◆ Problem
Exact reproduction of the data is required, with images excluded.

◆ Records for the exercise
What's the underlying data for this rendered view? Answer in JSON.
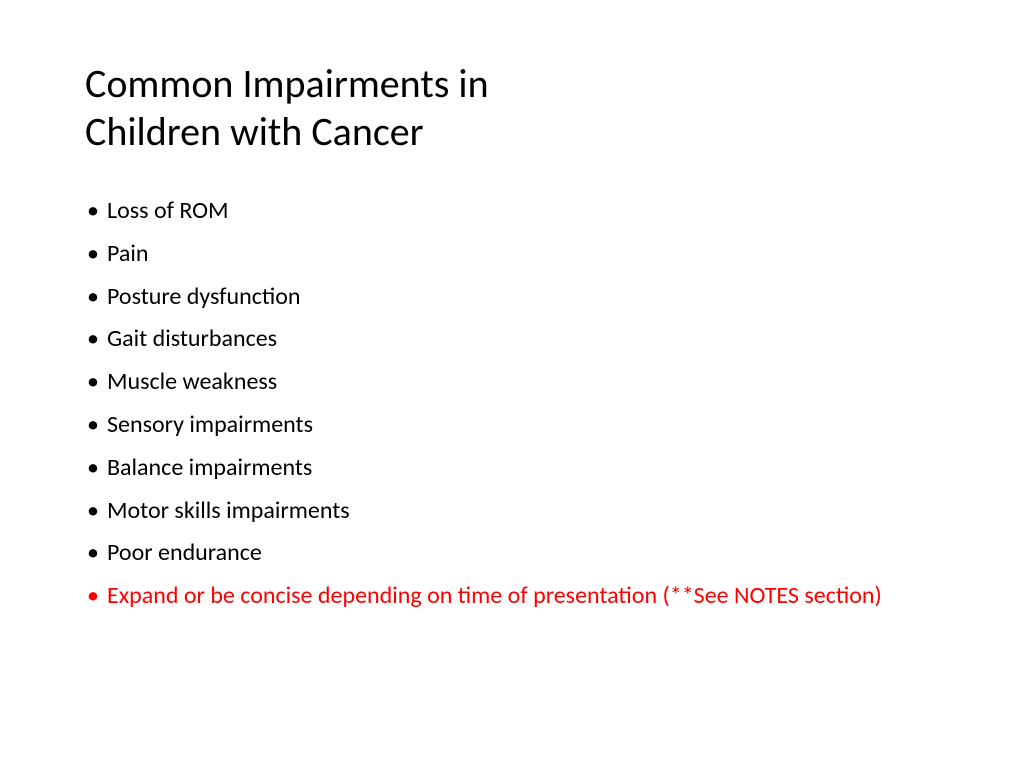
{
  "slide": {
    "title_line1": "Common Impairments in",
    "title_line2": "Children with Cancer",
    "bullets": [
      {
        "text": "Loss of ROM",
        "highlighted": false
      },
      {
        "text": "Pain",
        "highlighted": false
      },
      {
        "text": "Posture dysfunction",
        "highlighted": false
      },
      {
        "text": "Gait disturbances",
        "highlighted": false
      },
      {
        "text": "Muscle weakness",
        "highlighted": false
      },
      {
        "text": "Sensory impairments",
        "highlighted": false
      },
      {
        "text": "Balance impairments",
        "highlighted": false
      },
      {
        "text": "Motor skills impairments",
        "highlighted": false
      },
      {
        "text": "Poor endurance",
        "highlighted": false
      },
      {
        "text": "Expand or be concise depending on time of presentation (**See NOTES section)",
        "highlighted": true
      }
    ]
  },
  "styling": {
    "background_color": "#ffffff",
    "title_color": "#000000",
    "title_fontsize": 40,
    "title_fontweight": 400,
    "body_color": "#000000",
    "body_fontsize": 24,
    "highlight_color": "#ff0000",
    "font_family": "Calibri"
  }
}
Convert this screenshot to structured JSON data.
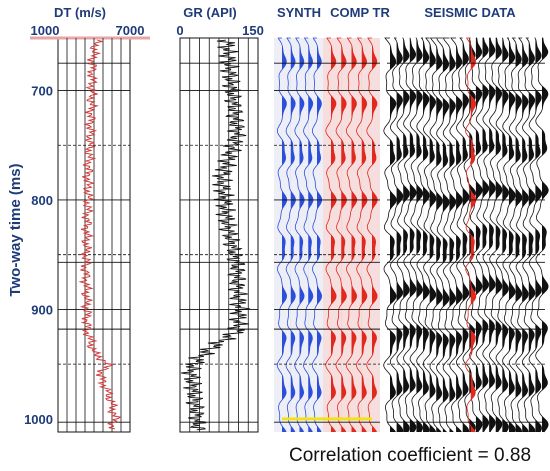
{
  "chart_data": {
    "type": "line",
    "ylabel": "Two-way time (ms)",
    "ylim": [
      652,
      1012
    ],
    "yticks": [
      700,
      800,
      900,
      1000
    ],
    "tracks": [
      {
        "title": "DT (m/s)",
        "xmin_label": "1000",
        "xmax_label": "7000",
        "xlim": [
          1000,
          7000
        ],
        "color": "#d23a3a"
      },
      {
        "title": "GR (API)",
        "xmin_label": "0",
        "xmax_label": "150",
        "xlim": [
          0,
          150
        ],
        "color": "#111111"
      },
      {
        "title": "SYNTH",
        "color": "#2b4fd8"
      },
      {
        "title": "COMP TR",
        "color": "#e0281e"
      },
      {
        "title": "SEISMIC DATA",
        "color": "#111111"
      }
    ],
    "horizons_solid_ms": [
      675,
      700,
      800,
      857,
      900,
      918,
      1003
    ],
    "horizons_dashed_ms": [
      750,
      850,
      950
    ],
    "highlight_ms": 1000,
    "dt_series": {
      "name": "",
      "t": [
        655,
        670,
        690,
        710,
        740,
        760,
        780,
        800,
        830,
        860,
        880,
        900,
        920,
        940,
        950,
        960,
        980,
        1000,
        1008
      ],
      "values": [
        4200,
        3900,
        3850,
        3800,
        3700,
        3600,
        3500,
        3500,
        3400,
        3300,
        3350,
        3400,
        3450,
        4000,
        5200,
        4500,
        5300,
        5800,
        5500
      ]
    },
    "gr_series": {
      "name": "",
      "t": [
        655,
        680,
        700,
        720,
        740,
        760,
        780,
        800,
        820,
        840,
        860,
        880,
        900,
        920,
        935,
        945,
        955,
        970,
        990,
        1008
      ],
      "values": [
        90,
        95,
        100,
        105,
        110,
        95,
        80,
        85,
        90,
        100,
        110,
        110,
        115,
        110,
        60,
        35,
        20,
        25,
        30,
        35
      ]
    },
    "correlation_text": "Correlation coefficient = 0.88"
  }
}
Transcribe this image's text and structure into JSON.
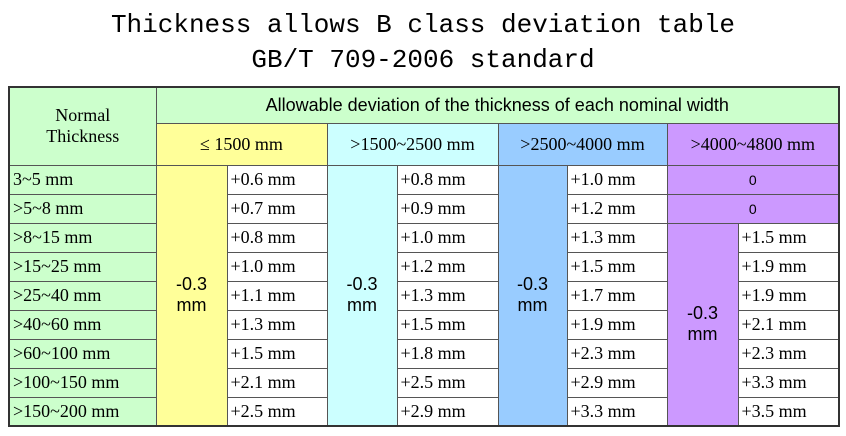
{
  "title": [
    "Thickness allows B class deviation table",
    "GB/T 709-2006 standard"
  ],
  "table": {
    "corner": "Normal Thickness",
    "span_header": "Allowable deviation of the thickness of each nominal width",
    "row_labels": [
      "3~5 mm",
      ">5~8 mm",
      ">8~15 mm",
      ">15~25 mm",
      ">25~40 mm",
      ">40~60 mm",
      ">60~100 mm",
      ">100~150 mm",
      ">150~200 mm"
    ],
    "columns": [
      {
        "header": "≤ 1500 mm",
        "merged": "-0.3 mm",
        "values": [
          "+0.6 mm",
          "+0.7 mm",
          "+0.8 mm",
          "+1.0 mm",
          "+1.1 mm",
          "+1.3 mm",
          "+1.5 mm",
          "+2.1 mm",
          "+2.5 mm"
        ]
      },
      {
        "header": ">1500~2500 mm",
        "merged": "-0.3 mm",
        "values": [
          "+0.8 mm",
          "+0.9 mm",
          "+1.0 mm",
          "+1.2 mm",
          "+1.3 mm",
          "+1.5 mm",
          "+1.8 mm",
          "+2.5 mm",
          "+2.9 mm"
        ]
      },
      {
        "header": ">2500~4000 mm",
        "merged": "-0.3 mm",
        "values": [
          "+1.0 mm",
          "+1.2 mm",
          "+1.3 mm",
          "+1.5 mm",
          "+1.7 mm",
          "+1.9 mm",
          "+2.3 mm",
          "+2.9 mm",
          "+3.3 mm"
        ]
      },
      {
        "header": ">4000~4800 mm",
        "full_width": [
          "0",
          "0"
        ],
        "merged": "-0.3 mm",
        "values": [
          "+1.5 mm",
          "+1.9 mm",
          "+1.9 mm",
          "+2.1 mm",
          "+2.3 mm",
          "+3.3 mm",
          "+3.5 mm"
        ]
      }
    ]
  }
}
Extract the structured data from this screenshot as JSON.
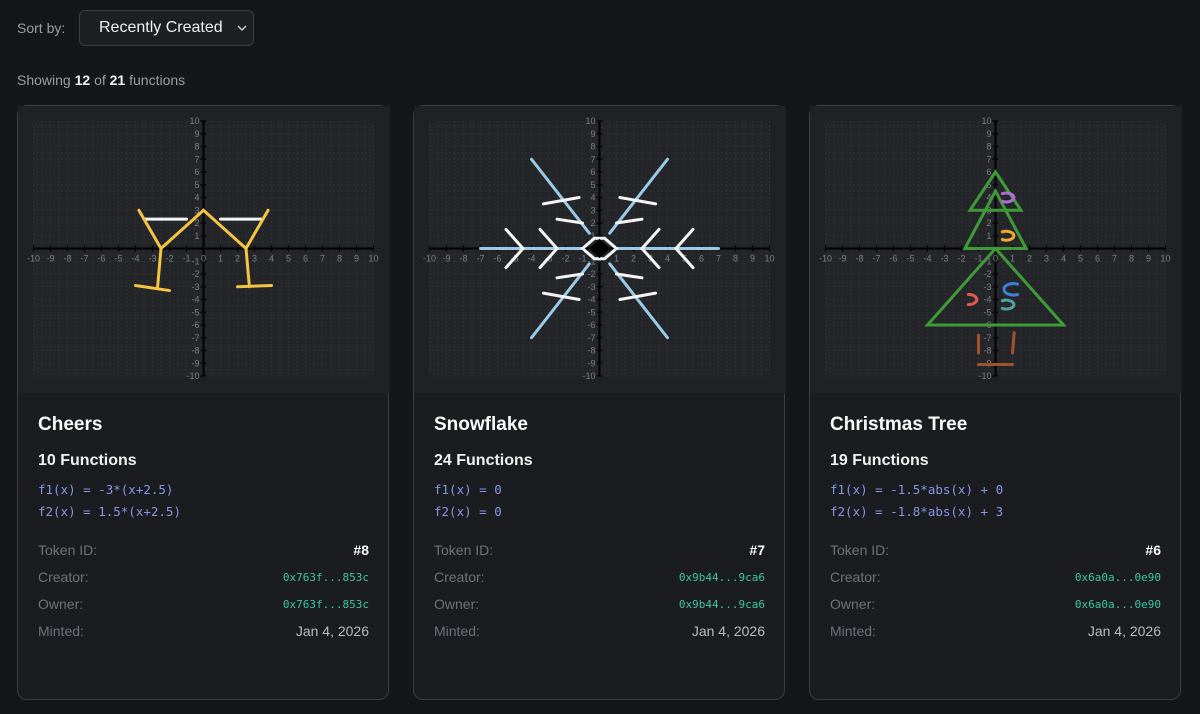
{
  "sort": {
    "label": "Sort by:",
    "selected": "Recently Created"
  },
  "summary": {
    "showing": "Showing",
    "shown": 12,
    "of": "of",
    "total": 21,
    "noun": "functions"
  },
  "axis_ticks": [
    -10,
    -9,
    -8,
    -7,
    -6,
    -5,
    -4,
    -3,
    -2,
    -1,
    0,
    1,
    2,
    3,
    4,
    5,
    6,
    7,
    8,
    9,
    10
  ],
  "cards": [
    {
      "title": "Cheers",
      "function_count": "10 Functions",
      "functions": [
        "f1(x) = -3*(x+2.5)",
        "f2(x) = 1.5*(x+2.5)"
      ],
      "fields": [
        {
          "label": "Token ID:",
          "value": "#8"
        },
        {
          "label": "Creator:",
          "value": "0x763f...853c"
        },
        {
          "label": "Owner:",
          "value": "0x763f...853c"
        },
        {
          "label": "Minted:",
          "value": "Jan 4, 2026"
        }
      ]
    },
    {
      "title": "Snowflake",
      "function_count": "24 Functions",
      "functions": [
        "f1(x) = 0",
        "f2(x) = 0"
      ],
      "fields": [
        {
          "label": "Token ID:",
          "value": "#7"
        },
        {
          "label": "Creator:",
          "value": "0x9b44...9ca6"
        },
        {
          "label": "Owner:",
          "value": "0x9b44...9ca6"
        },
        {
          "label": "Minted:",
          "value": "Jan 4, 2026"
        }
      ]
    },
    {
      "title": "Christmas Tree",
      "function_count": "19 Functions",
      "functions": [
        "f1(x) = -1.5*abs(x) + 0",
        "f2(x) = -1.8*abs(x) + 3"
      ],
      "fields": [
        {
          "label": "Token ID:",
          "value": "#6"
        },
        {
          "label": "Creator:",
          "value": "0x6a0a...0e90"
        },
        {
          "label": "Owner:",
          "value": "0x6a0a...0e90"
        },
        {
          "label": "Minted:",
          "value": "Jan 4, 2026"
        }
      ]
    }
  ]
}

◆ The reply
What's the underlying data for this rendered view? Answer in JSON.
{
  "slide": {
    "title_line1": "Common Impairments in",
    "title_line2": "Children with Cancer",
    "bullets": [
      {
        "text": "Loss of ROM",
        "highlighted": false
      },
      {
        "text": "Pain",
        "highlighted": false
      },
      {
        "text": "Posture dysfunction",
        "highlighted": false
      },
      {
        "text": "Gait disturbances",
        "highlighted": false
      },
      {
        "text": "Muscle weakness",
        "highlighted": false
      },
      {
        "text": "Sensory impairments",
        "highlighted": false
      },
      {
        "text": "Balance impairments",
        "highlighted": false
      },
      {
        "text": "Motor skills impairments",
        "highlighted": false
      },
      {
        "text": "Poor endurance",
        "highlighted": false
      },
      {
        "text": "Expand or be concise depending on time of presentation (**See NOTES section)",
        "highlighted": true
      }
    ]
  },
  "styling": {
    "background_color": "#ffffff",
    "title_color": "#000000",
    "title_fontsize": 40,
    "title_fontweight": 400,
    "body_color": "#000000",
    "body_fontsize": 24,
    "highlight_color": "#ff0000",
    "font_family": "Calibri"
  }
}
Convert this screenshot to structured JSON data.
{
  "chart_data": {
    "type": "line",
    "ylabel": "Two-way time (ms)",
    "ylim": [
      652,
      1012
    ],
    "yticks": [
      700,
      800,
      900,
      1000
    ],
    "tracks": [
      {
        "title": "DT (m/s)",
        "xmin_label": "1000",
        "xmax_label": "7000",
        "xlim": [
          1000,
          7000
        ],
        "color": "#d23a3a"
      },
      {
        "title": "GR (API)",
        "xmin_label": "0",
        "xmax_label": "150",
        "xlim": [
          0,
          150
        ],
        "color": "#111111"
      },
      {
        "title": "SYNTH",
        "color": "#2b4fd8"
      },
      {
        "title": "COMP TR",
        "color": "#e0281e"
      },
      {
        "title": "SEISMIC DATA",
        "color": "#111111"
      }
    ],
    "horizons_solid_ms": [
      675,
      700,
      800,
      857,
      900,
      918,
      1003
    ],
    "horizons_dashed_ms": [
      750,
      850,
      950
    ],
    "highlight_ms": 1000,
    "dt_series": {
      "name": "",
      "t": [
        655,
        670,
        690,
        710,
        740,
        760,
        780,
        800,
        830,
        860,
        880,
        900,
        920,
        940,
        950,
        960,
        980,
        1000,
        1008
      ],
      "values": [
        4200,
        3900,
        3850,
        3800,
        3700,
        3600,
        3500,
        3500,
        3400,
        3300,
        3350,
        3400,
        3450,
        4000,
        5200,
        4500,
        5300,
        5800,
        5500
      ]
    },
    "gr_series": {
      "name": "",
      "t": [
        655,
        680,
        700,
        720,
        740,
        760,
        780,
        800,
        820,
        840,
        860,
        880,
        900,
        920,
        935,
        945,
        955,
        970,
        990,
        1008
      ],
      "values": [
        90,
        95,
        100,
        105,
        110,
        95,
        80,
        85,
        90,
        100,
        110,
        110,
        115,
        110,
        60,
        35,
        20,
        25,
        30,
        35
      ]
    },
    "correlation_text": "Correlation coefficient = 0.88"
  }
}
Transcribe this image's text and structure into JSON.
{
  "title": [
    "Thickness allows B class deviation table",
    "GB/T 709-2006 standard"
  ],
  "table": {
    "corner": "Normal Thickness",
    "span_header": "Allowable deviation of the thickness of each nominal width",
    "row_labels": [
      "3~5 mm",
      ">5~8 mm",
      ">8~15 mm",
      ">15~25 mm",
      ">25~40 mm",
      ">40~60 mm",
      ">60~100 mm",
      ">100~150 mm",
      ">150~200 mm"
    ],
    "columns": [
      {
        "header": "≤ 1500 mm",
        "merged": "-0.3 mm",
        "values": [
          "+0.6 mm",
          "+0.7 mm",
          "+0.8 mm",
          "+1.0 mm",
          "+1.1 mm",
          "+1.3 mm",
          "+1.5 mm",
          "+2.1 mm",
          "+2.5 mm"
        ]
      },
      {
        "header": ">1500~2500 mm",
        "merged": "-0.3 mm",
        "values": [
          "+0.8 mm",
          "+0.9 mm",
          "+1.0 mm",
          "+1.2 mm",
          "+1.3 mm",
          "+1.5 mm",
          "+1.8 mm",
          "+2.5 mm",
          "+2.9 mm"
        ]
      },
      {
        "header": ">2500~4000 mm",
        "merged": "-0.3 mm",
        "values": [
          "+1.0 mm",
          "+1.2 mm",
          "+1.3 mm",
          "+1.5 mm",
          "+1.7 mm",
          "+1.9 mm",
          "+2.3 mm",
          "+2.9 mm",
          "+3.3 mm"
        ]
      },
      {
        "header": ">4000~4800 mm",
        "full_width": [
          "0",
          "0"
        ],
        "merged": "-0.3 mm",
        "values": [
          "+1.5 mm",
          "+1.9 mm",
          "+1.9 mm",
          "+2.1 mm",
          "+2.3 mm",
          "+3.3 mm",
          "+3.5 mm"
        ]
      }
    ]
  }
}
Extract the structured data from this screenshot as JSON.
{
  "sort": {
    "label": "Sort by:",
    "selected": "Recently Created"
  },
  "summary": {
    "showing": "Showing",
    "shown": 12,
    "of": "of",
    "total": 21,
    "noun": "functions"
  },
  "axis_ticks": [
    -10,
    -9,
    -8,
    -7,
    -6,
    -5,
    -4,
    -3,
    -2,
    -1,
    0,
    1,
    2,
    3,
    4,
    5,
    6,
    7,
    8,
    9,
    10
  ],
  "cards": [
    {
      "title": "Cheers",
      "function_count": "10 Functions",
      "functions": [
        "f1(x) = -3*(x+2.5)",
        "f2(x) = 1.5*(x+2.5)"
      ],
      "fields": [
        {
          "label": "Token ID:",
          "value": "#8"
        },
        {
          "label": "Creator:",
          "value": "0x763f...853c"
        },
        {
          "label": "Owner:",
          "value": "0x763f...853c"
        },
        {
          "label": "Minted:",
          "value": "Jan 4, 2026"
        }
      ]
    },
    {
      "title": "Snowflake",
      "function_count": "24 Functions",
      "functions": [
        "f1(x) = 0",
        "f2(x) = 0"
      ],
      "fields": [
        {
          "label": "Token ID:",
          "value": "#7"
        },
        {
          "label": "Creator:",
          "value": "0x9b44...9ca6"
        },
        {
          "label": "Owner:",
          "value": "0x9b44...9ca6"
        },
        {
          "label": "Minted:",
          "value": "Jan 4, 2026"
        }
      ]
    },
    {
      "title": "Christmas Tree",
      "function_count": "19 Functions",
      "functions": [
        "f1(x) = -1.5*abs(x) + 0",
        "f2(x) = -1.8*abs(x) + 3"
      ],
      "fields": [
        {
          "label": "Token ID:",
          "value": "#6"
        },
        {
          "label": "Creator:",
          "value": "0x6a0a...0e90"
        },
        {
          "label": "Owner:",
          "value": "0x6a0a...0e90"
        },
        {
          "label": "Minted:",
          "value": "Jan 4, 2026"
        }
      ]
    }
  ]
}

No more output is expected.